> **What is expected**
The records below must be retyped exactly.

> **Material supplied**

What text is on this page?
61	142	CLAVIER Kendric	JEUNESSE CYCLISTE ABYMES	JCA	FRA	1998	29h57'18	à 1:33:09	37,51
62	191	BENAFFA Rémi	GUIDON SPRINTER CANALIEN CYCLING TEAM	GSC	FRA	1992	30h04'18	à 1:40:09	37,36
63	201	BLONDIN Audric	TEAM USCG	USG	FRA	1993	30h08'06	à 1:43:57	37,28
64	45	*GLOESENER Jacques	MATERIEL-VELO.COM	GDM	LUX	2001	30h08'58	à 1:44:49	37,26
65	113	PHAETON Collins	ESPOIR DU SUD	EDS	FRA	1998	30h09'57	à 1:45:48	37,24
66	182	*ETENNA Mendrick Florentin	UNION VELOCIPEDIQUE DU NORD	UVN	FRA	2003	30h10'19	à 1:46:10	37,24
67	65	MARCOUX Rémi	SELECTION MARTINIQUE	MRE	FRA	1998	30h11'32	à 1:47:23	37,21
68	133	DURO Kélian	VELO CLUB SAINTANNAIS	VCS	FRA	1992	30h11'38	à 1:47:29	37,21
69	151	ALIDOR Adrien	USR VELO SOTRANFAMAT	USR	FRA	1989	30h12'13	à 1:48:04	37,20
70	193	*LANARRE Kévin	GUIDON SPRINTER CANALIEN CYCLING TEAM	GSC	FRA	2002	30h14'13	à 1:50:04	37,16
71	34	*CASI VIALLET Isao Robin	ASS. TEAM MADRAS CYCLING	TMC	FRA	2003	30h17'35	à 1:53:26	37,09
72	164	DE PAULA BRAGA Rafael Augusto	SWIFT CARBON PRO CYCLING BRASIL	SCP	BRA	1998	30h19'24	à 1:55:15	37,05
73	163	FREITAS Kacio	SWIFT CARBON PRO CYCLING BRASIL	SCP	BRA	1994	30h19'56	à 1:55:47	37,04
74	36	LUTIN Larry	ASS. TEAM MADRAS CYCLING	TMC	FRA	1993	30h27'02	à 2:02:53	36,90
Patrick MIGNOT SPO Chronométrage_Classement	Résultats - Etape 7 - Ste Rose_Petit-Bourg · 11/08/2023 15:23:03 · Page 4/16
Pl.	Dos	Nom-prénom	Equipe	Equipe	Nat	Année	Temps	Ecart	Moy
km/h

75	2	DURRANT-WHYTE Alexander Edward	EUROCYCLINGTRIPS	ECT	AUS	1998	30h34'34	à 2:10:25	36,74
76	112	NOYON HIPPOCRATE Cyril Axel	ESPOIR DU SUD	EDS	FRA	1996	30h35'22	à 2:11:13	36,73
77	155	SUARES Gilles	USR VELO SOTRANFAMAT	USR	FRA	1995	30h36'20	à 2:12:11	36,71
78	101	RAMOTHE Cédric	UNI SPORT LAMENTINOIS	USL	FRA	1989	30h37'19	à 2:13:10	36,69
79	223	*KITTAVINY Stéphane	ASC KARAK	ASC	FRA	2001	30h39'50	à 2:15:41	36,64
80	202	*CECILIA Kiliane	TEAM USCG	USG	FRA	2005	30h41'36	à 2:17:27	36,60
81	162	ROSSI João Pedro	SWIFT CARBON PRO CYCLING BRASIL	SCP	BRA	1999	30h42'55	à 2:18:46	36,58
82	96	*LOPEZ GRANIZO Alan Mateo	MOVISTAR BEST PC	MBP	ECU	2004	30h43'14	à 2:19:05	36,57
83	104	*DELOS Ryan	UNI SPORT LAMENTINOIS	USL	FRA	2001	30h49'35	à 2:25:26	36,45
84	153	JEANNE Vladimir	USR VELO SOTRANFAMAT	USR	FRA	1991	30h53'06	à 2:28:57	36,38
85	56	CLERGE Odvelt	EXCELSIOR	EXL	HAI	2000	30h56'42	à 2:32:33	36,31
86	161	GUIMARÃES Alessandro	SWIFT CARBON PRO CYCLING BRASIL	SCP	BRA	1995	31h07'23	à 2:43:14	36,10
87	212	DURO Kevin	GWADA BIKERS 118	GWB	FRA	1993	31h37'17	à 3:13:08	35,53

> **Worked answer**
What text is on this page?
61	142	CLAVIER Kendric	JEUNESSE CYCLISTE ABYMES	JCA	FRA	1998	29h57'18	à 1:33:09	37,51
62	191	BENAFFA Rémi	GUIDON SPRINTER CANALIEN CYCLING TEAM	GSC	FRA	1992	30h04'18	à 1:40:09	37,36
63	201	BLONDIN Audric	TEAM USCG	USG	FRA	1993	30h08'06	à 1:43:57	37,28
64	45	*GLOESENER Jacques	MATERIEL-VELO.COM	GDM	LUX	2001	30h08'58	à 1:44:49	37,26
65	113	PHAETON Collins	ESPOIR DU SUD	EDS	FRA	1998	30h09'57	à 1:45:48	37,24
66	182	*ETENNA Mendrick Florentin	UNION VELOCIPEDIQUE DU NORD	UVN	FRA	2003	30h10'19	à 1:46:10	37,24
67	65	MARCOUX Rémi	SELECTION MARTINIQUE	MRE	FRA	1998	30h11'32	à 1:47:23	37,21
68	133	DURO Kélian	VELO CLUB SAINTANNAIS	VCS	FRA	1992	30h11'38	à 1:47:29	37,21
69	151	ALIDOR Adrien	USR VELO SOTRANFAMAT	USR	FRA	1989	30h12'13	à 1:48:04	37,20
70	193	*LANARRE Kévin	GUIDON SPRINTER CANALIEN CYCLING TEAM	GSC	FRA	2002	30h14'13	à 1:50:04	37,16
71	34	*CASI VIALLET Isao Robin	ASS. TEAM MADRAS CYCLING	TMC	FRA	2003	30h17'35	à 1:53:26	37,09
72	164	DE PAULA BRAGA Rafael Augusto	SWIFT CARBON PRO CYCLING BRASIL	SCP	BRA	1998	30h19'24	à 1:55:15	37,05
73	163	FREITAS Kacio	SWIFT CARBON PRO CYCLING BRASIL	SCP	BRA	1994	30h19'56	à 1:55:47	37,04
74	36	LUTIN Larry	ASS. TEAM MADRAS CYCLING	TMC	FRA	1993	30h27'02	à 2:02:53	36,90
Patrick MIGNOT SPO Chronométrage_Classement	Résultats - Etape 7 - Ste Rose_Petit-Bourg · 11/08/2023 15:23:03 · Page 4/16
Pl.	Dos	Nom-prénom	Equipe	Equipe	Nat	Année	Temps	Ecart	Moy
km/h

75	2	DURRANT-WHYTE Alexander Edward	EUROCYCLINGTRIPS	ECT	AUS	1998	30h34'34	à 2:10:25	36,74
76	112	NOYON HIPPOCRATE Cyril Axel	ESPOIR DU SUD	EDS	FRA	1996	30h35'22	à 2:11:13	36,73
77	155	SUARES Gilles	USR VELO SOTRANFAMAT	USR	FRA	1995	30h36'20	à 2:12:11	36,71
78	101	RAMOTHE Cédric	UNI SPORT LAMENTINOIS	USL	FRA	1989	30h37'19	à 2:13:10	36,69
79	223	*KITTAVINY Stéphane	ASC KARAK	ASC	FRA	2001	30h39'50	à 2:15:41	36,64
80	202	*CECILIA Kiliane	TEAM USCG	USG	FRA	2005	30h41'36	à 2:17:27	36,60
81	162	ROSSI João Pedro	SWIFT CARBON PRO CYCLING BRASIL	SCP	BRA	1999	30h42'55	à 2:18:46	36,58
82	96	*LOPEZ GRANIZO Alan Mateo	MOVISTAR BEST PC	MBP	ECU	2004	30h43'14	à 2:19:05	36,57
83	104	*DELOS Ryan	UNI SPORT LAMENTINOIS	USL	FRA	2001	30h49'35	à 2:25:26	36,45
84	153	JEANNE Vladimir	USR VELO SOTRANFAMAT	USR	FRA	1991	30h53'06	à 2:28:57	36,38
85	56	CLERGE Odvelt	EXCELSIOR	EXL	HAI	2000	30h56'42	à 2:32:33	36,31
86	161	GUIMARÃES Alessandro	SWIFT CARBON PRO CYCLING BRASIL	SCP	BRA	1995	31h07'23	à 2:43:14	36,10
87	212	DURO Kevin	GWADA BIKERS 118	GWB	FRA	1993	31h37'17	à 3:13:08	35,53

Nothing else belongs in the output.